• _EXERCISE BRIEF_: Copy every one of the lines below word for word, but leave the picture out of your copy.

• _GIVEN ENTRIES_:
— begin —

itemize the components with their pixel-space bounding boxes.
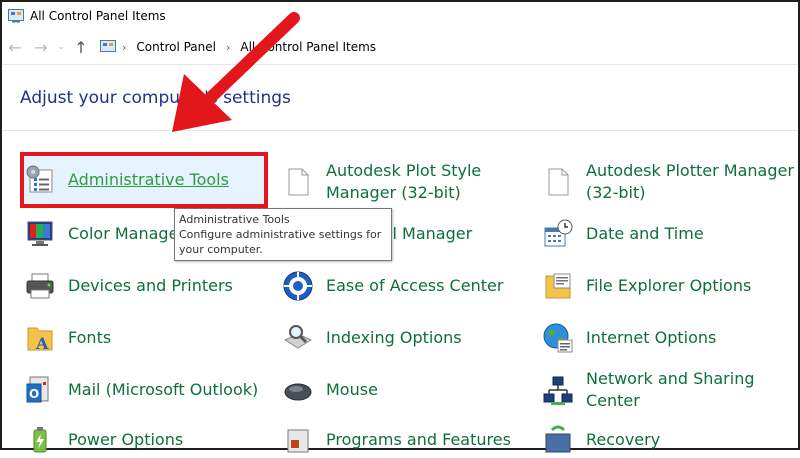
- item-label[interactable]: Programs and Features: [326, 429, 511, 451]
- arrow-left-icon: ←: [8, 37, 22, 57]
- control-panel-icon: [100, 40, 116, 52]
- item-label[interactable]: Devices and Printers: [68, 275, 233, 297]
- item-label[interactable]: Internet Options: [586, 327, 716, 349]
- tooltip-body: Configure administrative settings for yo…: [179, 228, 382, 256]
- programs-icon: [280, 422, 316, 458]
- window-title: All Control Panel Items: [30, 9, 166, 23]
- item-date-and-time[interactable]: Date and Time: [540, 216, 704, 252]
- item-autodesk-plot-style-manager[interactable]: Autodesk Plot Style Manager (32-bit): [280, 160, 481, 204]
- power-icon: [22, 422, 58, 458]
- fonts-folder-icon: A: [22, 320, 58, 356]
- tooltip: Administrative Tools Configure administr…: [174, 208, 392, 261]
- chevron-down-icon: ⌄: [57, 42, 65, 52]
- calendar-clock-icon: [540, 216, 576, 252]
- item-label-line1[interactable]: Autodesk Plot Style: [326, 160, 481, 182]
- item-mail[interactable]: O Mail (Microsoft Outlook): [22, 372, 258, 408]
- dropdown-recent-button[interactable]: ⌄: [54, 34, 68, 60]
- divider: [2, 130, 798, 131]
- annotation-arrow-icon: [172, 12, 300, 132]
- item-color-management[interactable]: Color Manage: [22, 216, 178, 252]
- item-label-line1[interactable]: Network and Sharing: [586, 368, 755, 390]
- svg-text:O: O: [29, 387, 39, 401]
- arrow-right-icon: →: [34, 37, 48, 57]
- file-icon: [280, 164, 316, 200]
- item-label[interactable]: Mouse: [326, 379, 378, 401]
- item-ease-of-access-center[interactable]: Ease of Access Center: [280, 268, 503, 304]
- network-icon: [540, 372, 576, 408]
- printer-icon: [22, 268, 58, 304]
- item-administrative-tools[interactable]: Administrative Tools: [22, 162, 229, 198]
- item-programs-and-features[interactable]: Programs and Features: [280, 422, 511, 458]
- arrow-up-icon: ↑: [74, 37, 88, 57]
- item-fonts[interactable]: A Fonts: [22, 320, 111, 356]
- breadcrumb-separator-icon: ›: [122, 40, 127, 54]
- item-label-line2[interactable]: Manager (32-bit): [326, 182, 481, 204]
- item-label-line1[interactable]: Autodesk Plotter Manager: [586, 160, 794, 182]
- item-label[interactable]: Recovery: [586, 429, 660, 451]
- item-label[interactable]: Ease of Access Center: [326, 275, 503, 297]
- item-file-explorer-options[interactable]: File Explorer Options: [540, 268, 751, 304]
- navigation-bar: ← → ⌄ ↑ › Control Panel › All Control Pa…: [2, 30, 798, 64]
- up-button[interactable]: ↑: [68, 34, 94, 60]
- file-icon: [540, 164, 576, 200]
- item-label[interactable]: Color Manage: [68, 223, 178, 245]
- tooltip-title: Administrative Tools: [179, 213, 290, 226]
- divider: [2, 64, 798, 65]
- item-indexing-options[interactable]: Indexing Options: [280, 320, 462, 356]
- forward-button[interactable]: →: [28, 34, 54, 60]
- item-power-options[interactable]: Power Options: [22, 422, 183, 458]
- back-button[interactable]: ←: [2, 34, 28, 60]
- item-label[interactable]: Indexing Options: [326, 327, 462, 349]
- ease-of-access-icon: [280, 268, 316, 304]
- item-label[interactable]: Mail (Microsoft Outlook): [68, 379, 258, 401]
- item-internet-options[interactable]: Internet Options: [540, 320, 716, 356]
- mail-icon: O: [22, 372, 58, 408]
- item-autodesk-plotter-manager[interactable]: Autodesk Plotter Manager (32-bit): [540, 160, 794, 204]
- item-devices-and-printers[interactable]: Devices and Printers: [22, 268, 233, 304]
- title-bar: All Control Panel Items: [2, 2, 798, 30]
- item-label-line2[interactable]: (32-bit): [586, 182, 794, 204]
- item-recovery[interactable]: Recovery: [540, 422, 660, 458]
- folder-options-icon: [540, 268, 576, 304]
- admin-tools-icon: [22, 162, 58, 198]
- color-management-icon: [22, 216, 58, 252]
- item-label-line2[interactable]: Center: [586, 390, 755, 412]
- item-label[interactable]: Administrative Tools: [68, 169, 229, 191]
- svg-text:A: A: [35, 334, 49, 353]
- item-label[interactable]: File Explorer Options: [586, 275, 751, 297]
- item-network-and-sharing-center[interactable]: Network and Sharing Center: [540, 368, 755, 412]
- control-panel-icon: [8, 9, 24, 23]
- globe-icon: [540, 320, 576, 356]
- item-mouse[interactable]: Mouse: [280, 372, 378, 408]
- mouse-icon: [280, 372, 316, 408]
- item-label[interactable]: Power Options: [68, 429, 183, 451]
- item-label[interactable]: Date and Time: [586, 223, 704, 245]
- indexing-icon: [280, 320, 316, 356]
- item-label[interactable]: Fonts: [68, 327, 111, 349]
- recovery-icon: [540, 422, 576, 458]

— end —

• _EXERCISE ANSWER_:
itemize the components with their pixel-space bounding boxes.
- item-label[interactable]: Programs and Features: [326, 429, 511, 451]
- arrow-left-icon: ←: [8, 37, 22, 57]
- control-panel-icon: [100, 40, 116, 52]
- item-label[interactable]: Devices and Printers: [68, 275, 233, 297]
- item-label[interactable]: Internet Options: [586, 327, 716, 349]
- tooltip-body: Configure administrative settings for yo…: [179, 228, 382, 256]
- programs-icon: [280, 422, 316, 458]
- window-title: All Control Panel Items: [30, 9, 166, 23]
- item-date-and-time[interactable]: Date and Time: [540, 216, 704, 252]
- item-autodesk-plot-style-manager[interactable]: Autodesk Plot Style Manager (32-bit): [280, 160, 481, 204]
- power-icon: [22, 422, 58, 458]
- fonts-folder-icon: A: [22, 320, 58, 356]
- tooltip: Administrative Tools Configure administr…: [174, 208, 392, 261]
- chevron-down-icon: ⌄: [57, 42, 65, 52]
- calendar-clock-icon: [540, 216, 576, 252]
- item-label-line1[interactable]: Autodesk Plot Style: [326, 160, 481, 182]
- item-mail[interactable]: O Mail (Microsoft Outlook): [22, 372, 258, 408]
- dropdown-recent-button[interactable]: ⌄: [54, 34, 68, 60]
- divider: [2, 130, 798, 131]
- annotation-arrow-icon: [172, 12, 300, 132]
- item-color-management[interactable]: Color Manage: [22, 216, 178, 252]
- item-label-line1[interactable]: Network and Sharing: [586, 368, 755, 390]
- svg-text:O: O: [29, 387, 39, 401]
- arrow-right-icon: →: [34, 37, 48, 57]
- file-icon: [280, 164, 316, 200]
- item-label[interactable]: Mouse: [326, 379, 378, 401]
- item-ease-of-access-center[interactable]: Ease of Access Center: [280, 268, 503, 304]
- network-icon: [540, 372, 576, 408]
- printer-icon: [22, 268, 58, 304]
- item-administrative-tools[interactable]: Administrative Tools: [22, 162, 229, 198]
- item-programs-and-features[interactable]: Programs and Features: [280, 422, 511, 458]
- arrow-up-icon: ↑: [74, 37, 88, 57]
- item-fonts[interactable]: A Fonts: [22, 320, 111, 356]
- breadcrumb-separator-icon: ›: [122, 40, 127, 54]
- item-label-line2[interactable]: Manager (32-bit): [326, 182, 481, 204]
- item-label-line1[interactable]: Autodesk Plotter Manager: [586, 160, 794, 182]
- item-label[interactable]: Recovery: [586, 429, 660, 451]
- item-label[interactable]: Ease of Access Center: [326, 275, 503, 297]
- item-file-explorer-options[interactable]: File Explorer Options: [540, 268, 751, 304]
- navigation-bar: ← → ⌄ ↑ › Control Panel › All Control Pa…: [2, 30, 798, 64]
- up-button[interactable]: ↑: [68, 34, 94, 60]
- file-icon: [540, 164, 576, 200]
- item-label[interactable]: Color Manage: [68, 223, 178, 245]
- tooltip-title: Administrative Tools: [179, 213, 290, 226]
- divider: [2, 64, 798, 65]
- item-indexing-options[interactable]: Indexing Options: [280, 320, 462, 356]
- forward-button[interactable]: →: [28, 34, 54, 60]
- item-power-options[interactable]: Power Options: [22, 422, 183, 458]
- back-button[interactable]: ←: [2, 34, 28, 60]
- item-label[interactable]: Indexing Options: [326, 327, 462, 349]
- ease-of-access-icon: [280, 268, 316, 304]
- item-label[interactable]: Mail (Microsoft Outlook): [68, 379, 258, 401]
- item-internet-options[interactable]: Internet Options: [540, 320, 716, 356]
- mail-icon: O: [22, 372, 58, 408]
- item-autodesk-plotter-manager[interactable]: Autodesk Plotter Manager (32-bit): [540, 160, 794, 204]
- item-devices-and-printers[interactable]: Devices and Printers: [22, 268, 233, 304]
- title-bar: All Control Panel Items: [2, 2, 798, 30]
- item-label-line2[interactable]: (32-bit): [586, 182, 794, 204]
- item-recovery[interactable]: Recovery: [540, 422, 660, 458]
- folder-options-icon: [540, 268, 576, 304]
- admin-tools-icon: [22, 162, 58, 198]
- color-management-icon: [22, 216, 58, 252]
- item-label-line2[interactable]: Center: [586, 390, 755, 412]
- item-label[interactable]: Administrative Tools: [68, 169, 229, 191]
- svg-text:A: A: [35, 334, 49, 353]
- item-label[interactable]: File Explorer Options: [586, 275, 751, 297]
- item-network-and-sharing-center[interactable]: Network and Sharing Center: [540, 368, 755, 412]
- control-panel-icon: [8, 9, 24, 23]
- globe-icon: [540, 320, 576, 356]
- item-mouse[interactable]: Mouse: [280, 372, 378, 408]
- mouse-icon: [280, 372, 316, 408]
- item-label[interactable]: Power Options: [68, 429, 183, 451]
- item-label[interactable]: Date and Time: [586, 223, 704, 245]
- indexing-icon: [280, 320, 316, 356]
- item-label[interactable]: Fonts: [68, 327, 111, 349]
- recovery-icon: [540, 422, 576, 458]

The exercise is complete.